[Lines of data]
━━━━━━

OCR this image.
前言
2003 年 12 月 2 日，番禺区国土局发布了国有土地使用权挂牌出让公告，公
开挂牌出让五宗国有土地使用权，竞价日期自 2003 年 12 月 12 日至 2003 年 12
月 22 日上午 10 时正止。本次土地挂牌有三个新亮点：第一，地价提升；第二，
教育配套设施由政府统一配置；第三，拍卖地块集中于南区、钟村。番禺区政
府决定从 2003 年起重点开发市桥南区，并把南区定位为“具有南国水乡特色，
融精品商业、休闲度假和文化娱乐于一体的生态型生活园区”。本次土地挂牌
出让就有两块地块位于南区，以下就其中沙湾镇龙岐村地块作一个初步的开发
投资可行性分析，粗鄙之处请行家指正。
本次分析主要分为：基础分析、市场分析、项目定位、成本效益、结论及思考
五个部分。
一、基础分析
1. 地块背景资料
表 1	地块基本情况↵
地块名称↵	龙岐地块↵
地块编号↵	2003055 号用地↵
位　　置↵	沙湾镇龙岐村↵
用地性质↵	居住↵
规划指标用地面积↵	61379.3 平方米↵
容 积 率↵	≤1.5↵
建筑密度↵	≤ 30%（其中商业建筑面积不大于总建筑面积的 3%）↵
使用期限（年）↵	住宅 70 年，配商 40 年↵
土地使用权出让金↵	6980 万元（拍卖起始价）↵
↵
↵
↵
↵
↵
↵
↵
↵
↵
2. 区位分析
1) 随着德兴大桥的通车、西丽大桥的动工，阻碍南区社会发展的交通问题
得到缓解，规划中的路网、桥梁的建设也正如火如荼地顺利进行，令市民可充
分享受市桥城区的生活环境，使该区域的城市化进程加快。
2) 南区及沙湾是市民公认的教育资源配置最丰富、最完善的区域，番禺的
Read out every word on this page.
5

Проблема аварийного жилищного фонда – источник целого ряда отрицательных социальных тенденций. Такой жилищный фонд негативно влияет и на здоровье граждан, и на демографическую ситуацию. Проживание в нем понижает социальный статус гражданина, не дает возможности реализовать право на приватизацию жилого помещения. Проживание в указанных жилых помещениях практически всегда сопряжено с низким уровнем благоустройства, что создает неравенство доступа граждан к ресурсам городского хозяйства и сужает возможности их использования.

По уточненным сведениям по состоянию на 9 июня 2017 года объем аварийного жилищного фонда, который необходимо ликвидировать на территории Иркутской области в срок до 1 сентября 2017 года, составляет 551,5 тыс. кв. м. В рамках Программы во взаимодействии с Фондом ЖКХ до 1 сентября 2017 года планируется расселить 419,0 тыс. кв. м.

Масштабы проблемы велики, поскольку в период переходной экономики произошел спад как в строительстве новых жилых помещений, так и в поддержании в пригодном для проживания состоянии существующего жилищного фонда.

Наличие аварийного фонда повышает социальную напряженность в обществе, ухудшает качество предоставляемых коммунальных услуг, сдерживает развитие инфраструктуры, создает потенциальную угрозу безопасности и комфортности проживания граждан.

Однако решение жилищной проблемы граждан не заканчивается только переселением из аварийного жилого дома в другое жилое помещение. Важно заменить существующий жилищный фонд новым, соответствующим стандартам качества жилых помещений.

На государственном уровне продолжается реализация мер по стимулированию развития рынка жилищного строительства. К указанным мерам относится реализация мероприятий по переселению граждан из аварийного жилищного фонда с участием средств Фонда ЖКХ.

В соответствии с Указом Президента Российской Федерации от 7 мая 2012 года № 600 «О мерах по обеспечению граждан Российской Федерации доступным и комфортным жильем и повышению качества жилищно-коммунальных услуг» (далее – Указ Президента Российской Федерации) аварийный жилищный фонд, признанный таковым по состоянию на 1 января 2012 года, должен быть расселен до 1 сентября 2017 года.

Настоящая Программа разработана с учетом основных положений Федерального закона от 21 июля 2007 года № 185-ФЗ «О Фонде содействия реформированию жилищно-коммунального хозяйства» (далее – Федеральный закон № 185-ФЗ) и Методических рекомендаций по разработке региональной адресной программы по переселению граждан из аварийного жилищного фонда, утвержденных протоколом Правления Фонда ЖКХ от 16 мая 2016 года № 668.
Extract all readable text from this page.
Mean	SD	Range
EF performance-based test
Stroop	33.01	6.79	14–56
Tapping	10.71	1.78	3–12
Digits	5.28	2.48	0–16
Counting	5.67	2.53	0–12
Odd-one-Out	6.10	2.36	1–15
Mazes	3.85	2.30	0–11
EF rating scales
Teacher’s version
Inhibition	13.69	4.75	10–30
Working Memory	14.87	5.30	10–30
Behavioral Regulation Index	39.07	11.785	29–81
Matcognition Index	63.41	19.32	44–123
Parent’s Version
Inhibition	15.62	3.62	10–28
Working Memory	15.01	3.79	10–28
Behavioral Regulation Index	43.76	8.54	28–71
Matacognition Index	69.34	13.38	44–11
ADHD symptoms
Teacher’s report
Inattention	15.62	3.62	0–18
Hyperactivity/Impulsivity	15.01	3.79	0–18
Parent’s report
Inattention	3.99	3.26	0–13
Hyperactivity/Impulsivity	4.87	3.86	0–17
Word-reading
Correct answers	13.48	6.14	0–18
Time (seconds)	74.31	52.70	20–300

━━━━━━

**AIM OF THE EXERCISE**
Gather and copy every line of the data in which the string "this" is found.

**THE REPLY**
OCR this image.
Read out every word on this page.
Extract all readable text from this page.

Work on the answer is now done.